:: Records provided

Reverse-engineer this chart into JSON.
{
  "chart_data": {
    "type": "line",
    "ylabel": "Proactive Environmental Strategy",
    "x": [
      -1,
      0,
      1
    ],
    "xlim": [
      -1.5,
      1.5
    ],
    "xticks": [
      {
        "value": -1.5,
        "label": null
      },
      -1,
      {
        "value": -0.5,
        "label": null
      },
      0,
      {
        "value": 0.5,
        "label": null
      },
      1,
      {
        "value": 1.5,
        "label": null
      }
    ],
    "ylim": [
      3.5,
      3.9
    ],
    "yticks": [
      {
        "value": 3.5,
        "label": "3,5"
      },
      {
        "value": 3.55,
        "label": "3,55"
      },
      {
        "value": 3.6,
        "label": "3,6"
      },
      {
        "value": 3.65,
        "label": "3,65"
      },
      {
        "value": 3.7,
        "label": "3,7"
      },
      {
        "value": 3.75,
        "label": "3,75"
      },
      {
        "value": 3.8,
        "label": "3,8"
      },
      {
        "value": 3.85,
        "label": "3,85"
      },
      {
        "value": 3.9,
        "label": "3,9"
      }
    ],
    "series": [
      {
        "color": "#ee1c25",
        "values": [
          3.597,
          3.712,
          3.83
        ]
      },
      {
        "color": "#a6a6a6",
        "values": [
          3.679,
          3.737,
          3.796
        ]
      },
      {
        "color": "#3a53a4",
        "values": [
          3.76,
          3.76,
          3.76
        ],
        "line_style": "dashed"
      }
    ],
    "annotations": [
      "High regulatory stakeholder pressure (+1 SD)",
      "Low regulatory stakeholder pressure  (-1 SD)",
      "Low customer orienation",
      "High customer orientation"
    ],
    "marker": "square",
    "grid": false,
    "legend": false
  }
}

::::

**What needs to be done:**
Return each line in the records that holds the string "High".

**Result of this task:**
      "High regulatory stakeholder pressure (+1 SD)",
      "High customer orientation"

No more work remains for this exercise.